* SET PROBLEM *
Reproduce each record exactly.

* PROVIDED ENTRIES *
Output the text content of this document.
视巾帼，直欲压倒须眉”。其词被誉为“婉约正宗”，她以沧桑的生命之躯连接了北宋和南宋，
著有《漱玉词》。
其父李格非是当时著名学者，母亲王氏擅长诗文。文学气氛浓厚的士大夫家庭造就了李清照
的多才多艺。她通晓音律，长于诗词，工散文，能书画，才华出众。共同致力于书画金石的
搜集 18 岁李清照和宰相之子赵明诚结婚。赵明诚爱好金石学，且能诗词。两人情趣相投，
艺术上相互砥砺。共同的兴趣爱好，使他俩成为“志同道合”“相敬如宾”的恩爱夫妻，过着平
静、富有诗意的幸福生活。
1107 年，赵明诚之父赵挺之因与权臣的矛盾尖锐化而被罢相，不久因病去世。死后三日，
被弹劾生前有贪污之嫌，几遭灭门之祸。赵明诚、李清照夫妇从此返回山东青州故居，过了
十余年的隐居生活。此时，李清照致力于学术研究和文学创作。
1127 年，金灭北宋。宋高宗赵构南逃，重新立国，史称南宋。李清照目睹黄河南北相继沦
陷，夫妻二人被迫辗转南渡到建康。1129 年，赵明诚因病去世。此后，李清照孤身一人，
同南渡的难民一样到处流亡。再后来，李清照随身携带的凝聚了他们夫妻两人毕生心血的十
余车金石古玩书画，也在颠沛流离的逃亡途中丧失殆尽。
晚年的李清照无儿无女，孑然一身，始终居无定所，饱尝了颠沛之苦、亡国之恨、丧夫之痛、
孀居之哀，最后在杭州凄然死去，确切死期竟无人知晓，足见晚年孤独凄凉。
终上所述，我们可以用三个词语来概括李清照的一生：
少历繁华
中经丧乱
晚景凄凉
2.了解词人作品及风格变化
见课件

* RESULT FOR THIS EXERCISE *
Output the text content of this document.
视巾帼，直欲压倒须眉”。其词被誉为“婉约正宗”，她以沧桑的生命之躯连接了北宋和南宋，
著有《漱玉词》。
其父李格非是当时著名学者，母亲王氏擅长诗文。文学气氛浓厚的士大夫家庭造就了李清照
的多才多艺。她通晓音律，长于诗词，工散文，能书画，才华出众。共同致力于书画金石的
搜集 18 岁李清照和宰相之子赵明诚结婚。赵明诚爱好金石学，且能诗词。两人情趣相投，
艺术上相互砥砺。共同的兴趣爱好，使他俩成为“志同道合”“相敬如宾”的恩爱夫妻，过着平
静、富有诗意的幸福生活。
1107 年，赵明诚之父赵挺之因与权臣的矛盾尖锐化而被罢相，不久因病去世。死后三日，
被弹劾生前有贪污之嫌，几遭灭门之祸。赵明诚、李清照夫妇从此返回山东青州故居，过了
十余年的隐居生活。此时，李清照致力于学术研究和文学创作。
1127 年，金灭北宋。宋高宗赵构南逃，重新立国，史称南宋。李清照目睹黄河南北相继沦
陷，夫妻二人被迫辗转南渡到建康。1129 年，赵明诚因病去世。此后，李清照孤身一人，
同南渡的难民一样到处流亡。再后来，李清照随身携带的凝聚了他们夫妻两人毕生心血的十
余车金石古玩书画，也在颠沛流离的逃亡途中丧失殆尽。
晚年的李清照无儿无女，孑然一身，始终居无定所，饱尝了颠沛之苦、亡国之恨、丧夫之痛、
孀居之哀，最后在杭州凄然死去，确切死期竟无人知晓，足见晚年孤独凄凉。
终上所述，我们可以用三个词语来概括李清照的一生：
少历繁华
中经丧乱
晚景凄凉
2.了解词人作品及风格变化
见课件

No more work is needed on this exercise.